Given instruction: Pull out every line below that holds the word "empresa".
<<<<
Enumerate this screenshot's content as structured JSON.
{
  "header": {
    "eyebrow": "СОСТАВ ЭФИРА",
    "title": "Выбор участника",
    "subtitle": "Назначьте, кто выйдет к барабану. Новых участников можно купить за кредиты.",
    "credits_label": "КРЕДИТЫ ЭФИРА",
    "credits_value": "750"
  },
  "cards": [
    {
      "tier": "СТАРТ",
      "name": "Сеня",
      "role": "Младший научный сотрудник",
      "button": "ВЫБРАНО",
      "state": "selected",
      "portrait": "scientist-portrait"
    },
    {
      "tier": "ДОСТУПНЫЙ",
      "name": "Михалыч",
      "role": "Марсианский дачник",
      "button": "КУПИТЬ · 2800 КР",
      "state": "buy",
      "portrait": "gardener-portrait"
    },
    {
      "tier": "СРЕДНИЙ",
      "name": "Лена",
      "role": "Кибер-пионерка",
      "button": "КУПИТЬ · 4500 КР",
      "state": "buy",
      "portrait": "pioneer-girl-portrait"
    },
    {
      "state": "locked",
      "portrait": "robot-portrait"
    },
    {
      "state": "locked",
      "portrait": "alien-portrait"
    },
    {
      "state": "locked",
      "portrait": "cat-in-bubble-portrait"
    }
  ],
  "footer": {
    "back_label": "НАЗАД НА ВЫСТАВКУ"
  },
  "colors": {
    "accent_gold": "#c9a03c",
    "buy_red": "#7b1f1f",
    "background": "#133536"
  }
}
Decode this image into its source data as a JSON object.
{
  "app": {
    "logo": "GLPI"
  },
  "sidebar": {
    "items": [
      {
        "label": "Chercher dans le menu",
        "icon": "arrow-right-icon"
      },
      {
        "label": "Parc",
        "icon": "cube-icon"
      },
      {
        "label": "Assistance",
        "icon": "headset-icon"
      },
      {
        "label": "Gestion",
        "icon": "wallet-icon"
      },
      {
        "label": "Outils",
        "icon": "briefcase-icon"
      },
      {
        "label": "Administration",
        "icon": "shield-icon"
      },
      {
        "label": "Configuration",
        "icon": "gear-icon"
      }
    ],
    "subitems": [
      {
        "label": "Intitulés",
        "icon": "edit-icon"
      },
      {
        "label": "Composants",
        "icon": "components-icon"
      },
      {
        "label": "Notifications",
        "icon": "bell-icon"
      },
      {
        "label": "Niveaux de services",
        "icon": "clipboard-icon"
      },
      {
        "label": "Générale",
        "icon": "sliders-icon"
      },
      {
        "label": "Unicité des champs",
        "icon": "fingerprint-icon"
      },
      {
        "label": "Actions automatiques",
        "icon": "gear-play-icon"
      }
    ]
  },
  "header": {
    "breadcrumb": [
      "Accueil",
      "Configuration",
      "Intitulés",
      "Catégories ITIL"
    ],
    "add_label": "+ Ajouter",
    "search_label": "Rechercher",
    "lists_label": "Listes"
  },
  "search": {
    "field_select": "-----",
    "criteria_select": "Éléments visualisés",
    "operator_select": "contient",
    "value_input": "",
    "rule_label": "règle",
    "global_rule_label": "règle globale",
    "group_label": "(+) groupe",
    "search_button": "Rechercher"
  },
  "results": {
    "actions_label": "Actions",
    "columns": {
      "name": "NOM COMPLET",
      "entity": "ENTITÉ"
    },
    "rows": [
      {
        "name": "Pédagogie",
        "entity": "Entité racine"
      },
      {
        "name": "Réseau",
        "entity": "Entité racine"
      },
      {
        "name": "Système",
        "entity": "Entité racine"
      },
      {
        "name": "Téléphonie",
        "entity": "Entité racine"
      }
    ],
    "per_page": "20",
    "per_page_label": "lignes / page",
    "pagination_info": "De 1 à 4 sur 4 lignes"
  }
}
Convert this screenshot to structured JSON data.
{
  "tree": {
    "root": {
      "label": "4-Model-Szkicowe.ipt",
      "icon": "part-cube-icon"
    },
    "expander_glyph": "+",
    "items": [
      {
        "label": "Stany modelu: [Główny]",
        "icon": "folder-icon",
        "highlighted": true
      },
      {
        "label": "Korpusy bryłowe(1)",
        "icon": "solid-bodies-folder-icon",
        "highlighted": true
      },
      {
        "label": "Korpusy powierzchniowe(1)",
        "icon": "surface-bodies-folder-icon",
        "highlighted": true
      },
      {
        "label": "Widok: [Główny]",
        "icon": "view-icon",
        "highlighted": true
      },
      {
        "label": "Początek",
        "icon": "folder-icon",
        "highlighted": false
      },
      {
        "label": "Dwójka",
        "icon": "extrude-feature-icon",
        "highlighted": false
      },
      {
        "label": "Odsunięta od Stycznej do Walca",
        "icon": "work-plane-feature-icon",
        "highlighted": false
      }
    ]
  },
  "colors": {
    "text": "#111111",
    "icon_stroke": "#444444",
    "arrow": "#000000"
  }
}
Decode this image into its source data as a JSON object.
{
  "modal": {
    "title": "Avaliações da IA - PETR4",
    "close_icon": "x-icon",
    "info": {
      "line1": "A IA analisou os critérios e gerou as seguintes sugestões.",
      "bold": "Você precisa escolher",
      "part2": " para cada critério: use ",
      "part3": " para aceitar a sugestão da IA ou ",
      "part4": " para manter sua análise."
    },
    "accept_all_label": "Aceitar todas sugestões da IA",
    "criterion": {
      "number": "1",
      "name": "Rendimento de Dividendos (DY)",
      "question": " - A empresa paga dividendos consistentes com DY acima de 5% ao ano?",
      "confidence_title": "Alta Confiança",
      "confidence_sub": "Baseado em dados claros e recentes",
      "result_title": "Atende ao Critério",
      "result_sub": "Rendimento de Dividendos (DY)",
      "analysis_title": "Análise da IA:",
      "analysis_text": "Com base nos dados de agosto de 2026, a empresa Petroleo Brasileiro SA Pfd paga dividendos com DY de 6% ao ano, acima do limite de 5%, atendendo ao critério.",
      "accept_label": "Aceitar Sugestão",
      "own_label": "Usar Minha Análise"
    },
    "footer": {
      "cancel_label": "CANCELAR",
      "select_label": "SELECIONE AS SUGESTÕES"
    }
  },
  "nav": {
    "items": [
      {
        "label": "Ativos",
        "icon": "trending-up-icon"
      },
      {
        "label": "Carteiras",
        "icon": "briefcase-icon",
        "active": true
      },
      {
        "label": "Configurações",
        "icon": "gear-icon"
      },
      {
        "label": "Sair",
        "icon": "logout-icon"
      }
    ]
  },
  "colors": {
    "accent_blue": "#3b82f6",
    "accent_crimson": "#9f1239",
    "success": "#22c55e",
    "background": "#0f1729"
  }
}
>>>>
Answer to the problem:
      "question": " - A empresa paga dividendos consistentes com DY acima de 5% ao ano?",
      "analysis_text": "Com base nos dados de agosto de 2026, a empresa Petroleo Brasileiro SA Pfd paga dividendos com DY de 6% ao ano, acima do limite de 5%, atendendo ao critério.",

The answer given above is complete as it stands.